"""

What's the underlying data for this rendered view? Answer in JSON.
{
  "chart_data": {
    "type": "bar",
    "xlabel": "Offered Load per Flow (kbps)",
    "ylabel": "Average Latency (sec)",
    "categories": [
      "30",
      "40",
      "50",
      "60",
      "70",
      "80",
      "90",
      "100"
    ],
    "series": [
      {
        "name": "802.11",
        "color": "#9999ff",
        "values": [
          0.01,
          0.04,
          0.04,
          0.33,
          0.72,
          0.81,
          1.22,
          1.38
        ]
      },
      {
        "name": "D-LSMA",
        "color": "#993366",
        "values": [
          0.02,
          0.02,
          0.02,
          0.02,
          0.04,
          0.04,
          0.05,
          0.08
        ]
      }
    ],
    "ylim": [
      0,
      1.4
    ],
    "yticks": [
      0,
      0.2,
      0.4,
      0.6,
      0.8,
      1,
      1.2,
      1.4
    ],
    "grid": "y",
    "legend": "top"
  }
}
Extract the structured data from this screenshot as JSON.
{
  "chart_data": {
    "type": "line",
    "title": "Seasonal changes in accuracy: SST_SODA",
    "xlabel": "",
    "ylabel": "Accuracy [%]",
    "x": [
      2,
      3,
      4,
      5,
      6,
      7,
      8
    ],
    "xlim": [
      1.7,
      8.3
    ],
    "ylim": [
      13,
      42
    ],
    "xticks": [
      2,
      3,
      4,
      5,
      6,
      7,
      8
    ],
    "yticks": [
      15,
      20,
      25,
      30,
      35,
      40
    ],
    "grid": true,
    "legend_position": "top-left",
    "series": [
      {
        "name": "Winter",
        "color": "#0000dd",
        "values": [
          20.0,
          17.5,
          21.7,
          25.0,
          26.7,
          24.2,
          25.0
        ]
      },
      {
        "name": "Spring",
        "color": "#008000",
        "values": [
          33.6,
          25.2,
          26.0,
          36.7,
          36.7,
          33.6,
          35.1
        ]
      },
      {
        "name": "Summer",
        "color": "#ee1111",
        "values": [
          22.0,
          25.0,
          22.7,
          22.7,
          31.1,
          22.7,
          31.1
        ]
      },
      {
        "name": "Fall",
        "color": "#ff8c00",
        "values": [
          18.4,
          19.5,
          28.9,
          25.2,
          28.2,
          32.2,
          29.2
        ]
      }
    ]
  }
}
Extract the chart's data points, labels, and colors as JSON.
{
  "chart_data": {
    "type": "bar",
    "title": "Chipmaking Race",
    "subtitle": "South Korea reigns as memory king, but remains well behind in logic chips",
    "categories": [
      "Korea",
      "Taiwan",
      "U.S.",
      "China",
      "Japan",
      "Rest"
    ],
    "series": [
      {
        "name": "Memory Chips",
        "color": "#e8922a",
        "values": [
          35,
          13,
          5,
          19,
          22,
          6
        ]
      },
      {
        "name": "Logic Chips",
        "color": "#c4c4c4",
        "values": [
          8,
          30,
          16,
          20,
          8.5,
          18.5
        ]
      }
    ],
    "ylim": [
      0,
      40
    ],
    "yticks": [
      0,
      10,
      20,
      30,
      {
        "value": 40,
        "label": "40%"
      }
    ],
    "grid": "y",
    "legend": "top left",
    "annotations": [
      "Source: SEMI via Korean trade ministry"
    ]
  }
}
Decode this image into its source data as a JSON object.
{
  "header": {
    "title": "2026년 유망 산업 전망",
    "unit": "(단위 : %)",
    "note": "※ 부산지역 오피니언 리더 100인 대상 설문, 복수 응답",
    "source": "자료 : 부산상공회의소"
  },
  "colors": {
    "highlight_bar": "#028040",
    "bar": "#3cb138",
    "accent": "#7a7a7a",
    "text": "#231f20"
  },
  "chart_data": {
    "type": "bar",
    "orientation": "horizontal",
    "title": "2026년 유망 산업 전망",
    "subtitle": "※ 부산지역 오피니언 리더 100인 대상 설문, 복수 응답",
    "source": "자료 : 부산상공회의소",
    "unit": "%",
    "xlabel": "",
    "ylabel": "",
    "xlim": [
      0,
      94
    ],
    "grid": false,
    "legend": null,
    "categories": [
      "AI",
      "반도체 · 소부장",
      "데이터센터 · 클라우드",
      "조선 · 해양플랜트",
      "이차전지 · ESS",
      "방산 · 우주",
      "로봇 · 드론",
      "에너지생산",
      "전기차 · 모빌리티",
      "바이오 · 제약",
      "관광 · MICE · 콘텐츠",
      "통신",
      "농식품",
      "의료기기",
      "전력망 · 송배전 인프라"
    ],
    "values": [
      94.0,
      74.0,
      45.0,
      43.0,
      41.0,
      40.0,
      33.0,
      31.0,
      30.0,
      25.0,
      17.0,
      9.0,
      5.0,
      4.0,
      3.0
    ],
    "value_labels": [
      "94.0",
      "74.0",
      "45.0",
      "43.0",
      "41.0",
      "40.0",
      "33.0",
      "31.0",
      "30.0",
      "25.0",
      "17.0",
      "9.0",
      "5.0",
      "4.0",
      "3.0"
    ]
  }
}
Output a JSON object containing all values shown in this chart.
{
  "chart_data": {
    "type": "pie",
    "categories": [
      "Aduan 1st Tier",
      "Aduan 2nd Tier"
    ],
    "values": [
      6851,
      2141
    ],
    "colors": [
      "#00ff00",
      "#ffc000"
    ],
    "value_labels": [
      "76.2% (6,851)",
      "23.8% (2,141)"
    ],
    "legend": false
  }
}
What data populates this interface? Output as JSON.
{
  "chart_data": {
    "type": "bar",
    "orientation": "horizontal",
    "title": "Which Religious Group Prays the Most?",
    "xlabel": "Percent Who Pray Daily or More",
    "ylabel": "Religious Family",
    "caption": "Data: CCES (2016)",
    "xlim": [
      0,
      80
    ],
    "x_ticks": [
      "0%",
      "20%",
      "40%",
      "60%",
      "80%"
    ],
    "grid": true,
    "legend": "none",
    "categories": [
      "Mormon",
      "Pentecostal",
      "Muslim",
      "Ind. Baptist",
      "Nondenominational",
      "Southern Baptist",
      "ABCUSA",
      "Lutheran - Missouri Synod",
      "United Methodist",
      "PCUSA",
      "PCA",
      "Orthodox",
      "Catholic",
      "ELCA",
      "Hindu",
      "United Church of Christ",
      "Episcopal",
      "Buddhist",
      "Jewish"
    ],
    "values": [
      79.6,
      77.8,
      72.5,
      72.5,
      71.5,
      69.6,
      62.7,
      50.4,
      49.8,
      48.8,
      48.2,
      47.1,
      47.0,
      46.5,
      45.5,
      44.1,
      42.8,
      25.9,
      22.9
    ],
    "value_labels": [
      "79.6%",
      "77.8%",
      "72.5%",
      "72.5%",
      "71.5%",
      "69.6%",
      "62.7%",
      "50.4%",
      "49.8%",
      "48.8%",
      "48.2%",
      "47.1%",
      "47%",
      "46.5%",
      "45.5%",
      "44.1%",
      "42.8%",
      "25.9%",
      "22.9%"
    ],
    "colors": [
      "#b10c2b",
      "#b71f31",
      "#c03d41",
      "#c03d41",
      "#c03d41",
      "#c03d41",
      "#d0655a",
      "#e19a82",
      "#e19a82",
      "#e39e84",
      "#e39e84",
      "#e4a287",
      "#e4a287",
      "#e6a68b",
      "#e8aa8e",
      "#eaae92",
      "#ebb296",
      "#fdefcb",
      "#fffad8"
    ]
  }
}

"""

Reproduce the material above exactly; please quote every line of it.

What's the underlying data for this rendered view? Answer in JSON.
{
  "chart_data": {
    "type": "bar",
    "xlabel": "Offered Load per Flow (kbps)",
    "ylabel": "Average Latency (sec)",
    "categories": [
      "30",
      "40",
      "50",
      "60",
      "70",
      "80",
      "90",
      "100"
    ],
    "series": [
      {
        "name": "802.11",
        "color": "#9999ff",
        "values": [
          0.01,
          0.04,
          0.04,
          0.33,
          0.72,
          0.81,
          1.22,
          1.38
        ]
      },
      {
        "name": "D-LSMA",
        "color": "#993366",
        "values": [
          0.02,
          0.02,
          0.02,
          0.02,
          0.04,
          0.04,
          0.05,
          0.08
        ]
      }
    ],
    "ylim": [
      0,
      1.4
    ],
    "yticks": [
      0,
      0.2,
      0.4,
      0.6,
      0.8,
      1,
      1.2,
      1.4
    ],
    "grid": "y",
    "legend": "top"
  }
}
Extract the structured data from this screenshot as JSON.
{
  "chart_data": {
    "type": "line",
    "title": "Seasonal changes in accuracy: SST_SODA",
    "xlabel": "",
    "ylabel": "Accuracy [%]",
    "x": [
      2,
      3,
      4,
      5,
      6,
      7,
      8
    ],
    "xlim": [
      1.7,
      8.3
    ],
    "ylim": [
      13,
      42
    ],
    "xticks": [
      2,
      3,
      4,
      5,
      6,
      7,
      8
    ],
    "yticks": [
      15,
      20,
      25,
      30,
      35,
      40
    ],
    "grid": true,
    "legend_position": "top-left",
    "series": [
      {
        "name": "Winter",
        "color": "#0000dd",
        "values": [
          20.0,
          17.5,
          21.7,
          25.0,
          26.7,
          24.2,
          25.0
        ]
      },
      {
        "name": "Spring",
        "color": "#008000",
        "values": [
          33.6,
          25.2,
          26.0,
          36.7,
          36.7,
          33.6,
          35.1
        ]
      },
      {
        "name": "Summer",
        "color": "#ee1111",
        "values": [
          22.0,
          25.0,
          22.7,
          22.7,
          31.1,
          22.7,
          31.1
        ]
      },
      {
        "name": "Fall",
        "color": "#ff8c00",
        "values": [
          18.4,
          19.5,
          28.9,
          25.2,
          28.2,
          32.2,
          29.2
        ]
      }
    ]
  }
}
Extract the chart's data points, labels, and colors as JSON.
{
  "chart_data": {
    "type": "bar",
    "title": "Chipmaking Race",
    "subtitle": "South Korea reigns as memory king, but remains well behind in logic chips",
    "categories": [
      "Korea",
      "Taiwan",
      "U.S.",
      "China",
      "Japan",
      "Rest"
    ],
    "series": [
      {
        "name": "Memory Chips",
        "color": "#e8922a",
        "values": [
          35,
          13,
          5,
          19,
          22,
          6
        ]
      },
      {
        "name": "Logic Chips",
        "color": "#c4c4c4",
        "values": [
          8,
          30,
          16,
          20,
          8.5,
          18.5
        ]
      }
    ],
    "ylim": [
      0,
      40
    ],
    "yticks": [
      0,
      10,
      20,
      30,
      {
        "value": 40,
        "label": "40%"
      }
    ],
    "grid": "y",
    "legend": "top left",
    "annotations": [
      "Source: SEMI via Korean trade ministry"
    ]
  }
}
Decode this image into its source data as a JSON object.
{
  "header": {
    "title": "2026년 유망 산업 전망",
    "unit": "(단위 : %)",
    "note": "※ 부산지역 오피니언 리더 100인 대상 설문, 복수 응답",
    "source": "자료 : 부산상공회의소"
  },
  "colors": {
    "highlight_bar": "#028040",
    "bar": "#3cb138",
    "accent": "#7a7a7a",
    "text": "#231f20"
  },
  "chart_data": {
    "type": "bar",
    "orientation": "horizontal",
    "title": "2026년 유망 산업 전망",
    "subtitle": "※ 부산지역 오피니언 리더 100인 대상 설문, 복수 응답",
    "source": "자료 : 부산상공회의소",
    "unit": "%",
    "xlabel": "",
    "ylabel": "",
    "xlim": [
      0,
      94
    ],
    "grid": false,
    "legend": null,
    "categories": [
      "AI",
      "반도체 · 소부장",
      "데이터센터 · 클라우드",
      "조선 · 해양플랜트",
      "이차전지 · ESS",
      "방산 · 우주",
      "로봇 · 드론",
      "에너지생산",
      "전기차 · 모빌리티",
      "바이오 · 제약",
      "관광 · MICE · 콘텐츠",
      "통신",
      "농식품",
      "의료기기",
      "전력망 · 송배전 인프라"
    ],
    "values": [
      94.0,
      74.0,
      45.0,
      43.0,
      41.0,
      40.0,
      33.0,
      31.0,
      30.0,
      25.0,
      17.0,
      9.0,
      5.0,
      4.0,
      3.0
    ],
    "value_labels": [
      "94.0",
      "74.0",
      "45.0",
      "43.0",
      "41.0",
      "40.0",
      "33.0",
      "31.0",
      "30.0",
      "25.0",
      "17.0",
      "9.0",
      "5.0",
      "4.0",
      "3.0"
    ]
  }
}
Output a JSON object containing all values shown in this chart.
{
  "chart_data": {
    "type": "pie",
    "categories": [
      "Aduan 1st Tier",
      "Aduan 2nd Tier"
    ],
    "values": [
      6851,
      2141
    ],
    "colors": [
      "#00ff00",
      "#ffc000"
    ],
    "value_labels": [
      "76.2% (6,851)",
      "23.8% (2,141)"
    ],
    "legend": false
  }
}
What data populates this interface? Output as JSON.
{
  "chart_data": {
    "type": "bar",
    "orientation": "horizontal",
    "title": "Which Religious Group Prays the Most?",
    "xlabel": "Percent Who Pray Daily or More",
    "ylabel": "Religious Family",
    "caption": "Data: CCES (2016)",
    "xlim": [
      0,
      80
    ],
    "x_ticks": [
      "0%",
      "20%",
      "40%",
      "60%",
      "80%"
    ],
    "grid": true,
    "legend": "none",
    "categories": [
      "Mormon",
      "Pentecostal",
      "Muslim",
      "Ind. Baptist",
      "Nondenominational",
      "Southern Baptist",
      "ABCUSA",
      "Lutheran - Missouri Synod",
      "United Methodist",
      "PCUSA",
      "PCA",
      "Orthodox",
      "Catholic",
      "ELCA",
      "Hindu",
      "United Church of Christ",
      "Episcopal",
      "Buddhist",
      "Jewish"
    ],
    "values": [
      79.6,
      77.8,
      72.5,
      72.5,
      71.5,
      69.6,
      62.7,
      50.4,
      49.8,
      48.8,
      48.2,
      47.1,
      47.0,
      46.5,
      45.5,
      44.1,
      42.8,
      25.9,
      22.9
    ],
    "value_labels": [
      "79.6%",
      "77.8%",
      "72.5%",
      "72.5%",
      "71.5%",
      "69.6%",
      "62.7%",
      "50.4%",
      "49.8%",
      "48.8%",
      "48.2%",
      "47.1%",
      "47%",
      "46.5%",
      "45.5%",
      "44.1%",
      "42.8%",
      "25.9%",
      "22.9%"
    ],
    "colors": [
      "#b10c2b",
      "#b71f31",
      "#c03d41",
      "#c03d41",
      "#c03d41",
      "#c03d41",
      "#d0655a",
      "#e19a82",
      "#e19a82",
      "#e39e84",
      "#e39e84",
      "#e4a287",
      "#e4a287",
      "#e6a68b",
      "#e8aa8e",
      "#eaae92",
      "#ebb296",
      "#fdefcb",
      "#fffad8"
    ]
  }
}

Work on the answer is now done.